**DATA TO PROCESS:**
========================================

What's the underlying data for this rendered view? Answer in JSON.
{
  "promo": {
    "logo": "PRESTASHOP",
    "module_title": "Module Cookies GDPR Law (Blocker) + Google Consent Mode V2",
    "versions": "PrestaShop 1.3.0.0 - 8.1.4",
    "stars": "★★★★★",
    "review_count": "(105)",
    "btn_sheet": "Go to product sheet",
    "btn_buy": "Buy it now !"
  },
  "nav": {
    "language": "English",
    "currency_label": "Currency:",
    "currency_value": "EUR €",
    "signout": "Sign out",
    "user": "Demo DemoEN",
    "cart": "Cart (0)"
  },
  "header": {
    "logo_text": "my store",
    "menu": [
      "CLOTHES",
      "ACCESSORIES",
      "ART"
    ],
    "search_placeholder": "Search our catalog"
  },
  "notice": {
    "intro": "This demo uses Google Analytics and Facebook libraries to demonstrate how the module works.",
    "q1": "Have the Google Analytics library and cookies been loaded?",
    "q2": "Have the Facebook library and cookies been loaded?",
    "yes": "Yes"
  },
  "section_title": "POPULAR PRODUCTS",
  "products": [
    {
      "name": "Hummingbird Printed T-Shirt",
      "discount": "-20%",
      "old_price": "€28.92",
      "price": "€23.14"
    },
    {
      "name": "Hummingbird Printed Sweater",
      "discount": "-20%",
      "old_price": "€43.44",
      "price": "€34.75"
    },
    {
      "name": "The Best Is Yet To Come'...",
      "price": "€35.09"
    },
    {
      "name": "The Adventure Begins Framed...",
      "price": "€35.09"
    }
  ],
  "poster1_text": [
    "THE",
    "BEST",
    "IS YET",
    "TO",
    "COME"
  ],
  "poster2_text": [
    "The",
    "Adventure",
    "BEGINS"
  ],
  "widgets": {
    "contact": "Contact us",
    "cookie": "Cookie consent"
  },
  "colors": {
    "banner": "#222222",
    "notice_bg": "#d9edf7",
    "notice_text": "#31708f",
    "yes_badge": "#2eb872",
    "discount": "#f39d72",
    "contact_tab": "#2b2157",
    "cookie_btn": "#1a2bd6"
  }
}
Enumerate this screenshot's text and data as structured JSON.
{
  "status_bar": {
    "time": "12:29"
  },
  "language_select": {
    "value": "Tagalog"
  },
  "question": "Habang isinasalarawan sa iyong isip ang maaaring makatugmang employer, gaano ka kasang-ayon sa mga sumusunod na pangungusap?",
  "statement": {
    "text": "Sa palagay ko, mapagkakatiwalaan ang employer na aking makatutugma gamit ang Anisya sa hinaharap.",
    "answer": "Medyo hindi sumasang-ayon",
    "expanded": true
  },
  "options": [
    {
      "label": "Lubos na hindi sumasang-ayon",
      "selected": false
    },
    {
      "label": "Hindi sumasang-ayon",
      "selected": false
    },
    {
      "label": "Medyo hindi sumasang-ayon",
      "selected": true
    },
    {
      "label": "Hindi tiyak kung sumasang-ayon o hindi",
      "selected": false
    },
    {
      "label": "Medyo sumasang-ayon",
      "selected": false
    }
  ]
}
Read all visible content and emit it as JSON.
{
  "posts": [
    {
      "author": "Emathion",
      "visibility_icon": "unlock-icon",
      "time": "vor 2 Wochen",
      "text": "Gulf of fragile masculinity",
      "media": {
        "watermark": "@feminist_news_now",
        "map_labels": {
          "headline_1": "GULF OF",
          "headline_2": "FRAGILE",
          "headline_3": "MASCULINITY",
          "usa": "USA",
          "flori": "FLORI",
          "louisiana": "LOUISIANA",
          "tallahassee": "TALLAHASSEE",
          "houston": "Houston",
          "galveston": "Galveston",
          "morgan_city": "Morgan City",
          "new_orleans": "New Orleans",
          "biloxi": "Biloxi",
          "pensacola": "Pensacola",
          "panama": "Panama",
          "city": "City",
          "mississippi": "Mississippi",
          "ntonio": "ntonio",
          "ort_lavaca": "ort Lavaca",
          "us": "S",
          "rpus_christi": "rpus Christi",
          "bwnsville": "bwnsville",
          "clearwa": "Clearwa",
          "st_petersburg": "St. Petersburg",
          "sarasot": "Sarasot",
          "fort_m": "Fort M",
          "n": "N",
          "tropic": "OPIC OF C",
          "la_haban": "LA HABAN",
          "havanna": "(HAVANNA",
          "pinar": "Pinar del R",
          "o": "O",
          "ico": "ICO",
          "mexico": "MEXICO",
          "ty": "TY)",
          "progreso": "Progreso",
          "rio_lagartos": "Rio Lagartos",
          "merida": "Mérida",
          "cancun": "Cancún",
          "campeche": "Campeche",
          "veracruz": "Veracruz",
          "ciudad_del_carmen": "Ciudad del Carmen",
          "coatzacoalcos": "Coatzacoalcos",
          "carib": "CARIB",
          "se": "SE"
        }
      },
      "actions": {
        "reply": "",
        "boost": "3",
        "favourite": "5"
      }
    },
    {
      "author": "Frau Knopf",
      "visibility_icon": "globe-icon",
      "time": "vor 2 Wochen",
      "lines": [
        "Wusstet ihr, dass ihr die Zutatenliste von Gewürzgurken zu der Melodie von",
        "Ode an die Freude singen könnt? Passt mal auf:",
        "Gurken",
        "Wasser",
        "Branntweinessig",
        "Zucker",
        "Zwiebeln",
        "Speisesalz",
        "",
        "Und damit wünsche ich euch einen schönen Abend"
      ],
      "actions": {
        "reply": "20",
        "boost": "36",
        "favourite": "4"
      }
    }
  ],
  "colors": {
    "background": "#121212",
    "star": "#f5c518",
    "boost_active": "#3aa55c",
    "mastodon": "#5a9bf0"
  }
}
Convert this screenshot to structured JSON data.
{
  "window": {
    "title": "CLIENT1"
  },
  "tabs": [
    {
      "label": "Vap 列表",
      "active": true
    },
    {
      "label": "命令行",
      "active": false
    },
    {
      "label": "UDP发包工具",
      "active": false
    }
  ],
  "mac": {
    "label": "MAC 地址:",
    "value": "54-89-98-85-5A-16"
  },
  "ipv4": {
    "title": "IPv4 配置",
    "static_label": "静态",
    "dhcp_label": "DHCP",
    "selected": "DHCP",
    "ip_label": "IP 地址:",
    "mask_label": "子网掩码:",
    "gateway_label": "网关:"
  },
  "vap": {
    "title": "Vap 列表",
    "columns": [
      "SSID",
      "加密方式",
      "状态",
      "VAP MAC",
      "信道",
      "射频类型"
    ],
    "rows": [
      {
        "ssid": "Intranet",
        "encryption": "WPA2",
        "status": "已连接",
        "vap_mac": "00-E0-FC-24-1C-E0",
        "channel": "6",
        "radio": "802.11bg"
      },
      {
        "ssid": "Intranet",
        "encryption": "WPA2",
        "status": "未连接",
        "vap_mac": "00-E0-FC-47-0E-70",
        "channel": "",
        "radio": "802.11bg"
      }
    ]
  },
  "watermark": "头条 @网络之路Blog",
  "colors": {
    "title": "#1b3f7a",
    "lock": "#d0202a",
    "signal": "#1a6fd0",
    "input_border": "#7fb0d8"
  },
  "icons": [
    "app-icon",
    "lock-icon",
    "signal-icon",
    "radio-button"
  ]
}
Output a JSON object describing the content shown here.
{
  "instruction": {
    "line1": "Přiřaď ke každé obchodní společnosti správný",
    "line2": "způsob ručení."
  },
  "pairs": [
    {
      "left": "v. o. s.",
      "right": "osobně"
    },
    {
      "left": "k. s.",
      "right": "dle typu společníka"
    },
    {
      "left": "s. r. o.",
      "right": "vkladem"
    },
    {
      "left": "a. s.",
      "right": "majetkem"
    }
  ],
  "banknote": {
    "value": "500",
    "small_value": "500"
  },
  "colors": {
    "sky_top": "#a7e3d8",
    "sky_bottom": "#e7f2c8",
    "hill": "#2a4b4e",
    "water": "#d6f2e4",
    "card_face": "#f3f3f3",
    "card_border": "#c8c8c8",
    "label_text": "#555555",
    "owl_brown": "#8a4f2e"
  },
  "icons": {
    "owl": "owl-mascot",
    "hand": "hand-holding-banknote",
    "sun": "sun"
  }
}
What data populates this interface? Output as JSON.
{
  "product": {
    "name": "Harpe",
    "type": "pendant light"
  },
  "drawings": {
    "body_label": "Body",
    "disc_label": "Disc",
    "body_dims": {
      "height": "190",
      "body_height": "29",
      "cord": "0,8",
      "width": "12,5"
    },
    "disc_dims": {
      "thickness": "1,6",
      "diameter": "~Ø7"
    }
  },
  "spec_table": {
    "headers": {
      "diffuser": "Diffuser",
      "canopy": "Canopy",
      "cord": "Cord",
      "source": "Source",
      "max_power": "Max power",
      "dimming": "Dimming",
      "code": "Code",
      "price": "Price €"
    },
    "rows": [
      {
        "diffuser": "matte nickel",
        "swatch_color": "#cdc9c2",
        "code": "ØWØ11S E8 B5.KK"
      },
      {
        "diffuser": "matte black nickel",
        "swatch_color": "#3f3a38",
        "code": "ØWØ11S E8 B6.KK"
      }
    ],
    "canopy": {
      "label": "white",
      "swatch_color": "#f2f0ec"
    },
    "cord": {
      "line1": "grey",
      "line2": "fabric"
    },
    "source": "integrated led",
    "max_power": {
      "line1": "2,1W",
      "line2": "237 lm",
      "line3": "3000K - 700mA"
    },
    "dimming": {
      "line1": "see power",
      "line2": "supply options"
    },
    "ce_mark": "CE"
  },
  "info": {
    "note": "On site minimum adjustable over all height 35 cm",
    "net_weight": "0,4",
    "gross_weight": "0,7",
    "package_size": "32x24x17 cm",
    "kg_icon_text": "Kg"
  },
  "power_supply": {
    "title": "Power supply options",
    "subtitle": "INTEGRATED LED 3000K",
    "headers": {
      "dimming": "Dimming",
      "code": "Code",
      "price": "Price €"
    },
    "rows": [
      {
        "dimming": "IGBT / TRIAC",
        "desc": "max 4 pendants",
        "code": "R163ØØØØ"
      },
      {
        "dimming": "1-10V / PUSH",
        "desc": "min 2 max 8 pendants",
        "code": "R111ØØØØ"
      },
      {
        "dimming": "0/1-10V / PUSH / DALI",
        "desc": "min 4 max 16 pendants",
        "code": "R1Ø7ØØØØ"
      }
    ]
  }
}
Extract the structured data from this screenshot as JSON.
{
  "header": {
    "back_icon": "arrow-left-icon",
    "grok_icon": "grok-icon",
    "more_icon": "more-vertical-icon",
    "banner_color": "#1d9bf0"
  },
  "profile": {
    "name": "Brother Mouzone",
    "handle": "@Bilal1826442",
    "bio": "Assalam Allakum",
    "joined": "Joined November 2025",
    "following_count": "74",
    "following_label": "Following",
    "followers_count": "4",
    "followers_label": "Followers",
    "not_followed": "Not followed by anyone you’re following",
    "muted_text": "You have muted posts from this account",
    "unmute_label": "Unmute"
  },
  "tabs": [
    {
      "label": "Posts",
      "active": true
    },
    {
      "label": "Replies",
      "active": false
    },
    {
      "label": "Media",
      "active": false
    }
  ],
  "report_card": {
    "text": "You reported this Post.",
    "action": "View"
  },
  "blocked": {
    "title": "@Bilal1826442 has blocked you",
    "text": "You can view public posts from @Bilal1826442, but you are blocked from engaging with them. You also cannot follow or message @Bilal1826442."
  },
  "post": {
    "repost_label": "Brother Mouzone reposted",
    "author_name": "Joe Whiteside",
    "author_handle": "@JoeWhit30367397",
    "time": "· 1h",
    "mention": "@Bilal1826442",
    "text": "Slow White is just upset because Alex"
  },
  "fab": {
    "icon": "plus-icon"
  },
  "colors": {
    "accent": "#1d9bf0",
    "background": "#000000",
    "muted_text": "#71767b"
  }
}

========================================

**AIM:**
Which lines contain "nickel"? Show each of them.

**SOLUTION:**
        "diffuser": "matte nickel",
        "diffuser": "matte black nickel",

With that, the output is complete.